## BEGIN TASK INPUTS
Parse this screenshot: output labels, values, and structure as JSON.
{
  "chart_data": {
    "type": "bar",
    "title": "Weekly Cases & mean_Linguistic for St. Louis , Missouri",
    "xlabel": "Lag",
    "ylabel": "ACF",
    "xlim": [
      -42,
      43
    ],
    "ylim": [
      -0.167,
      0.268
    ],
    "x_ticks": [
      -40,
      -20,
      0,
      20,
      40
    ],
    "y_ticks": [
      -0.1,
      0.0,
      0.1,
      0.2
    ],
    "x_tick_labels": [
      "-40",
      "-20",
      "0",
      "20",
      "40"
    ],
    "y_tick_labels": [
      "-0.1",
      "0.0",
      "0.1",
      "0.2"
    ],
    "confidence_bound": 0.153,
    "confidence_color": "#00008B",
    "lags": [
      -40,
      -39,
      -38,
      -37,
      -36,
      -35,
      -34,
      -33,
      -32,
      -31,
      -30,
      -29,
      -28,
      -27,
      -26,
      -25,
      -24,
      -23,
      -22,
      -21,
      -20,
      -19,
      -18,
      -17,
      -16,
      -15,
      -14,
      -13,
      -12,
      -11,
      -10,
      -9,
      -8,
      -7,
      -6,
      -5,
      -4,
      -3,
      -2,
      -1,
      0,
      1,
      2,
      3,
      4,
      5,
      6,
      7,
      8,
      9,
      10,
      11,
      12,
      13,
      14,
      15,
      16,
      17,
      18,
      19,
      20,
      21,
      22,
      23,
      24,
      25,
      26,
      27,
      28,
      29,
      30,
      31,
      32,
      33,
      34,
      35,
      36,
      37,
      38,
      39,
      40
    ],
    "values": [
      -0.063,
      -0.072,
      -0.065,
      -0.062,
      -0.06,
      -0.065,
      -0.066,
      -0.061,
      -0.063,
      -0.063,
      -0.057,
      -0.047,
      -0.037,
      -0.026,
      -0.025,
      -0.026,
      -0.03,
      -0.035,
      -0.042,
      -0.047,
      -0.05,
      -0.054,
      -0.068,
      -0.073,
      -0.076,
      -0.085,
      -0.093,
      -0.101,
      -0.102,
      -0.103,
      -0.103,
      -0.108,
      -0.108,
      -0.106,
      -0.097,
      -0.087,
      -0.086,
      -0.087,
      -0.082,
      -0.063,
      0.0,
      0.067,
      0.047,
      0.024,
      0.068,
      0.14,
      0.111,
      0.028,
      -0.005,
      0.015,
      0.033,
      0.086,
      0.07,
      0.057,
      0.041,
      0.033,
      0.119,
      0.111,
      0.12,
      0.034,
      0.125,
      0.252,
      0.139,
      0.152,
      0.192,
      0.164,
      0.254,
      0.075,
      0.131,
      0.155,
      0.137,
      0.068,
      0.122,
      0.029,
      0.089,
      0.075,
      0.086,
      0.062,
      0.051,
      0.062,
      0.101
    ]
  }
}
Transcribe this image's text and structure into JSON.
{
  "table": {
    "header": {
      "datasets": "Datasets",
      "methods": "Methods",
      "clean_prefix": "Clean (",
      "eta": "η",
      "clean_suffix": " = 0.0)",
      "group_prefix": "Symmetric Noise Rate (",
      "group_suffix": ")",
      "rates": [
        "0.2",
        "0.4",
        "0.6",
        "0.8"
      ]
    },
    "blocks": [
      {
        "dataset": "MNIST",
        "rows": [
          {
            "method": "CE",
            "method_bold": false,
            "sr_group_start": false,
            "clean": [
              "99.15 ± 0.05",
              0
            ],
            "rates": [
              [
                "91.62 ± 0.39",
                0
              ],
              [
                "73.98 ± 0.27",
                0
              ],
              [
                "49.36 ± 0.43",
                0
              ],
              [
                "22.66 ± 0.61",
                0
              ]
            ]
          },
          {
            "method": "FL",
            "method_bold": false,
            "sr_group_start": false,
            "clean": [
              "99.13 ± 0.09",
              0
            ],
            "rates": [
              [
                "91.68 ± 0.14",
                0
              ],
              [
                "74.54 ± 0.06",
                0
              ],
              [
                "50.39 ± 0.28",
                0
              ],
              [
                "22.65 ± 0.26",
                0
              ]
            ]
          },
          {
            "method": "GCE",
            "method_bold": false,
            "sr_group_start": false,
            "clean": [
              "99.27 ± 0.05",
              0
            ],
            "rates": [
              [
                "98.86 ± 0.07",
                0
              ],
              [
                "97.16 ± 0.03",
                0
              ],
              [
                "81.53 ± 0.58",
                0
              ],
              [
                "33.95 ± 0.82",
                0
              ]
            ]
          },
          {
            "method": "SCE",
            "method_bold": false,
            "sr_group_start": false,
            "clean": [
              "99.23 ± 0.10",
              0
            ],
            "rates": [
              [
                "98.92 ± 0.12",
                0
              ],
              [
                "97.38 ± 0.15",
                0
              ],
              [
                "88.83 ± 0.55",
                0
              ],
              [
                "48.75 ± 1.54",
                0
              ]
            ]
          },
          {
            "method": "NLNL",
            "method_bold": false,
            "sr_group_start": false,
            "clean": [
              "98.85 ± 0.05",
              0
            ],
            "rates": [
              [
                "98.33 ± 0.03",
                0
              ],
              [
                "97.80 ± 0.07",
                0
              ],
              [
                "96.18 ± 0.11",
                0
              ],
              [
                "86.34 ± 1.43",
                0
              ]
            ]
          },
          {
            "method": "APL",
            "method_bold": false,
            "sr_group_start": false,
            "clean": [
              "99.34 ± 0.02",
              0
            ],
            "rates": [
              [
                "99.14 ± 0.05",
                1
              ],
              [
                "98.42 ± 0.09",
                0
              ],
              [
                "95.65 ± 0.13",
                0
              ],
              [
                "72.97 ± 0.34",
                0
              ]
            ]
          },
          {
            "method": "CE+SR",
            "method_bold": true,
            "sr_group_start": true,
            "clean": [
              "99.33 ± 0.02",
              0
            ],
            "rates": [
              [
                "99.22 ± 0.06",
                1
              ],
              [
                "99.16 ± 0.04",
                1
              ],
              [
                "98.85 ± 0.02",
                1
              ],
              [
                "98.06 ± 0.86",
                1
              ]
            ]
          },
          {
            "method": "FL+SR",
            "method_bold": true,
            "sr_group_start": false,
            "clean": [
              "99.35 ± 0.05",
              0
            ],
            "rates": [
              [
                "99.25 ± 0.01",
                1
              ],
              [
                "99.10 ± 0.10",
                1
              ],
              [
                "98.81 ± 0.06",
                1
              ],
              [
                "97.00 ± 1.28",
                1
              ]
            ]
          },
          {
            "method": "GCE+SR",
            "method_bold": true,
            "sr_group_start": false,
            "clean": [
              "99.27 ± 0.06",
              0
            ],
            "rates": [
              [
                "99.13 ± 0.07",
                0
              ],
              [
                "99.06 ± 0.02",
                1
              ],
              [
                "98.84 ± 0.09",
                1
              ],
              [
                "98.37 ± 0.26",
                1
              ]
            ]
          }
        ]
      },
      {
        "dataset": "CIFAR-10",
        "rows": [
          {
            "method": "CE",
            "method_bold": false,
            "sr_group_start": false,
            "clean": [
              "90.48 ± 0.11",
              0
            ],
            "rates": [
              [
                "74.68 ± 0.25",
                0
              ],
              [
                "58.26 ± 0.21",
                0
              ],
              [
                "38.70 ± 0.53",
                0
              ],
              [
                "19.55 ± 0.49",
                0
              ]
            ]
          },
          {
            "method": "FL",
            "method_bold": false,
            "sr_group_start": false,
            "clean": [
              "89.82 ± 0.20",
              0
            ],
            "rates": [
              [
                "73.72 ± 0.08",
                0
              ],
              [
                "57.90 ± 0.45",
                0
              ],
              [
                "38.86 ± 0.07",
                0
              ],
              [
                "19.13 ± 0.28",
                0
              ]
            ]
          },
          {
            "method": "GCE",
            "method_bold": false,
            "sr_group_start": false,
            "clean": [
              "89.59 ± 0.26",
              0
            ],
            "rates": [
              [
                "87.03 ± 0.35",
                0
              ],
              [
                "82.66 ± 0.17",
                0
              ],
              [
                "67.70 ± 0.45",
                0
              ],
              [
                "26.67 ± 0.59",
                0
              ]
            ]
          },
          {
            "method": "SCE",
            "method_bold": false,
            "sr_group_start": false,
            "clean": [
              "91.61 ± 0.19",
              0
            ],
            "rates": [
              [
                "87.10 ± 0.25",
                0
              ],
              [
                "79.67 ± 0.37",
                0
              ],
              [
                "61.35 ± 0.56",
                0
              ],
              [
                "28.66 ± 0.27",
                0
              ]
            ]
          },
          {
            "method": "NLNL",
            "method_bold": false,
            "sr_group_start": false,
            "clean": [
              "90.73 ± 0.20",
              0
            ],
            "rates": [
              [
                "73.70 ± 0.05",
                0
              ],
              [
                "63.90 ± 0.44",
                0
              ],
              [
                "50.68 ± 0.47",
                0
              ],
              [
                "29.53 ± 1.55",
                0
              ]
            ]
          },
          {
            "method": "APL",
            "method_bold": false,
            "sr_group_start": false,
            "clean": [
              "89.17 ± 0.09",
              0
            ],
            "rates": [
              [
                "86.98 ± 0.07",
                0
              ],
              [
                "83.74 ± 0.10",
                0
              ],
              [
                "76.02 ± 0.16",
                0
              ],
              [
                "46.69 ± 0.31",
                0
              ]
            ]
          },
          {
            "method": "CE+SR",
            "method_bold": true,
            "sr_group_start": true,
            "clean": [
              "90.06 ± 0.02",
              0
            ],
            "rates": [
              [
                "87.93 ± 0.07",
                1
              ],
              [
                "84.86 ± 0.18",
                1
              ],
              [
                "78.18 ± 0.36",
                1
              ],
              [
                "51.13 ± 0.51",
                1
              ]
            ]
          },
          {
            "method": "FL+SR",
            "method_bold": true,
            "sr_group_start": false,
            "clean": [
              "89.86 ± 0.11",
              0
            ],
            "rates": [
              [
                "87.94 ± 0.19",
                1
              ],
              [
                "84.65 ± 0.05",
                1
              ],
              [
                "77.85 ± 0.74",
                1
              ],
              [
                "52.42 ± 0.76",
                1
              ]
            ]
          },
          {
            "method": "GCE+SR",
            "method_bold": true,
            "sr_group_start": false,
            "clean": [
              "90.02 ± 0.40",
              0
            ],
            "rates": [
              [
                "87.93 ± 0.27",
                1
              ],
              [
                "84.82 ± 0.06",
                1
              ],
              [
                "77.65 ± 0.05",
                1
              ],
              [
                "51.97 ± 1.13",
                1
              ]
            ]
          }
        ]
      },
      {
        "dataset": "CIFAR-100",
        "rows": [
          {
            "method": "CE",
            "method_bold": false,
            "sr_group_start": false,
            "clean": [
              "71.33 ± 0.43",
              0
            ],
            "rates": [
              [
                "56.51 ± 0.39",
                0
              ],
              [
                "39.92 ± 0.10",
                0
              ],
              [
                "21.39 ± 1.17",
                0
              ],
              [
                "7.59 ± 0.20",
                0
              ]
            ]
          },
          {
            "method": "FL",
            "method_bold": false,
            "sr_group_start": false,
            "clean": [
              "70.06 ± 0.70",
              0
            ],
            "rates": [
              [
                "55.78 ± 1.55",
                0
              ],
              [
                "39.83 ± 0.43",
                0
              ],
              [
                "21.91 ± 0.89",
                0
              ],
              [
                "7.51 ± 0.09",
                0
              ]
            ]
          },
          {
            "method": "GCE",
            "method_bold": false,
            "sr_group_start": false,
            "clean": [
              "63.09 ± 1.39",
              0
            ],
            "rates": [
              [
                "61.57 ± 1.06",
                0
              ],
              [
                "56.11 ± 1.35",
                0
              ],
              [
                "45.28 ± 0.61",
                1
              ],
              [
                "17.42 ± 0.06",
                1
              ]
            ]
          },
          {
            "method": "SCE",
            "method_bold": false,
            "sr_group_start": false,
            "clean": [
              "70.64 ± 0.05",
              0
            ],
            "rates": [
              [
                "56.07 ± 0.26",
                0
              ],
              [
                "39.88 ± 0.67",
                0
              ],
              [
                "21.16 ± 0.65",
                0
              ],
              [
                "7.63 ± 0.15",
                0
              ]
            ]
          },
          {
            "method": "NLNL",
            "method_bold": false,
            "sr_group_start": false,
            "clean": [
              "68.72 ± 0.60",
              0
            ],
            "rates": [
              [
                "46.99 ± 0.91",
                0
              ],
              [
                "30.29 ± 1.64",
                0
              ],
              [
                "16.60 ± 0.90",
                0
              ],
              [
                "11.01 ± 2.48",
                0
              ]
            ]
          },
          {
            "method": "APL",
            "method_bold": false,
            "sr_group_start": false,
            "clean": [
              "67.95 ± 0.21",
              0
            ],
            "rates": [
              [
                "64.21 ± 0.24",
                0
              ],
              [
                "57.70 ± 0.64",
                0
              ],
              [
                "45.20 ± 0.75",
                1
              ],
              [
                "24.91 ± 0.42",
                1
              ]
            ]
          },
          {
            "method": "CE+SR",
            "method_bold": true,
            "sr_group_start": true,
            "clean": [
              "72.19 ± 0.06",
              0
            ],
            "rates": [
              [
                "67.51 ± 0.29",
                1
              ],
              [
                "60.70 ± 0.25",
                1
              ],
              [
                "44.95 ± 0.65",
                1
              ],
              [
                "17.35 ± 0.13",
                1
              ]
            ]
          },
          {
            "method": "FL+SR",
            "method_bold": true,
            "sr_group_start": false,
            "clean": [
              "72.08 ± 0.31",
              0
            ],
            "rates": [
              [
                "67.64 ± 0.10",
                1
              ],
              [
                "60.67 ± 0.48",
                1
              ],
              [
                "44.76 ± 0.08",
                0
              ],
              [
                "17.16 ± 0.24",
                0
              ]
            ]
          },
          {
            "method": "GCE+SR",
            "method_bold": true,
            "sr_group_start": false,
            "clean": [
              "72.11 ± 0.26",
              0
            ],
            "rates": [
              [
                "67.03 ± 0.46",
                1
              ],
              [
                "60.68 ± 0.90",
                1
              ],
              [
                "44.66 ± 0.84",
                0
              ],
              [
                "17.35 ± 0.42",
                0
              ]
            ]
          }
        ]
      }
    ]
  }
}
## END TASK INPUTS
Copy out all lines above that include the string "JSON".

Parse this screenshot: output labels, values, and structure as JSON.
Transcribe this image's text and structure into JSON.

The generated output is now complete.